-- begin Provided records --

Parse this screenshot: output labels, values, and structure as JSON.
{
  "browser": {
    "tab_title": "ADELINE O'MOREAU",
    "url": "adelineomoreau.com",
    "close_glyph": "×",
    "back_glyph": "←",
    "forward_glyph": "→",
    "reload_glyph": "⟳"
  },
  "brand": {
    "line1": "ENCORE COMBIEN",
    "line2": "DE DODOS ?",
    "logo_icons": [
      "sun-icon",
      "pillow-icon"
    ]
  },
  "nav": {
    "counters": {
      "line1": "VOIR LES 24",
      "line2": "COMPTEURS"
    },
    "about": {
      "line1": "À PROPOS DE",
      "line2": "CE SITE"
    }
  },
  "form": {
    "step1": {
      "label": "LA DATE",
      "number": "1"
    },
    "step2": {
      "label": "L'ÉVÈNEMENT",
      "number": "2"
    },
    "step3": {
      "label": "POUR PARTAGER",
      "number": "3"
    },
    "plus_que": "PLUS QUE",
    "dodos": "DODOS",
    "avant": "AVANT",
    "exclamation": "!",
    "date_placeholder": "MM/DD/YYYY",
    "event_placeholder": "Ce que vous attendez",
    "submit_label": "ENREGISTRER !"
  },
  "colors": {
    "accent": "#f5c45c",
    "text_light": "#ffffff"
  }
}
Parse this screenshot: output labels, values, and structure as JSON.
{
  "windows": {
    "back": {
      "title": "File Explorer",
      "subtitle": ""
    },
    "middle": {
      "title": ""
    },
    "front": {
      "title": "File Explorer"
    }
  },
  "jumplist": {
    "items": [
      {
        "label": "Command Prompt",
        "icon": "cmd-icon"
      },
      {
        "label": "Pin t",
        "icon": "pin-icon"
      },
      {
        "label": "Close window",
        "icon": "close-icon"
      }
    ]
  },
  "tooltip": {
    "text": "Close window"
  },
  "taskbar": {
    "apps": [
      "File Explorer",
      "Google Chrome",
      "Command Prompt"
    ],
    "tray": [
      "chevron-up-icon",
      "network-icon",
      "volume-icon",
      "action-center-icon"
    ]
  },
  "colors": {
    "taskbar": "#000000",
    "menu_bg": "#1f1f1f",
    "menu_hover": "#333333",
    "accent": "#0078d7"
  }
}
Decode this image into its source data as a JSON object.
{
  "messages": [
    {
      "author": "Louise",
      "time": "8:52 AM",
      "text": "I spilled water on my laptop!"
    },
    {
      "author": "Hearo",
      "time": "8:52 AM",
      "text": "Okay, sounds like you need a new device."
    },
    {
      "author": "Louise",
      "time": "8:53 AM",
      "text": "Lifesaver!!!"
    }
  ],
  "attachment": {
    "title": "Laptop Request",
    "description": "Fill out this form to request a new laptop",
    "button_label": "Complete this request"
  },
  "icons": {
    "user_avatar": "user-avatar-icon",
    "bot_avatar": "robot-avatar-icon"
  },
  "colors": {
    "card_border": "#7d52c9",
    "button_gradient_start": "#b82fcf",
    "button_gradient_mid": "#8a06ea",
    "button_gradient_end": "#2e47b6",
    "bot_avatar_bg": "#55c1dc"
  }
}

-- end Provided records --

_Task details_
The required output is the span of lines from the one containing "Decode this image" to the last line, reproduced character for character.

_Expected answer_
Decode this image into its source data as a JSON object.
{
  "messages": [
    {
      "author": "Louise",
      "time": "8:52 AM",
      "text": "I spilled water on my laptop!"
    },
    {
      "author": "Hearo",
      "time": "8:52 AM",
      "text": "Okay, sounds like you need a new device."
    },
    {
      "author": "Louise",
      "time": "8:53 AM",
      "text": "Lifesaver!!!"
    }
  ],
  "attachment": {
    "title": "Laptop Request",
    "description": "Fill out this form to request a new laptop",
    "button_label": "Complete this request"
  },
  "icons": {
    "user_avatar": "user-avatar-icon",
    "bot_avatar": "robot-avatar-icon"
  },
  "colors": {
    "card_border": "#7d52c9",
    "button_gradient_start": "#b82fcf",
    "button_gradient_mid": "#8a06ea",
    "button_gradient_end": "#2e47b6",
    "bot_avatar_bg": "#55c1dc"
  }
}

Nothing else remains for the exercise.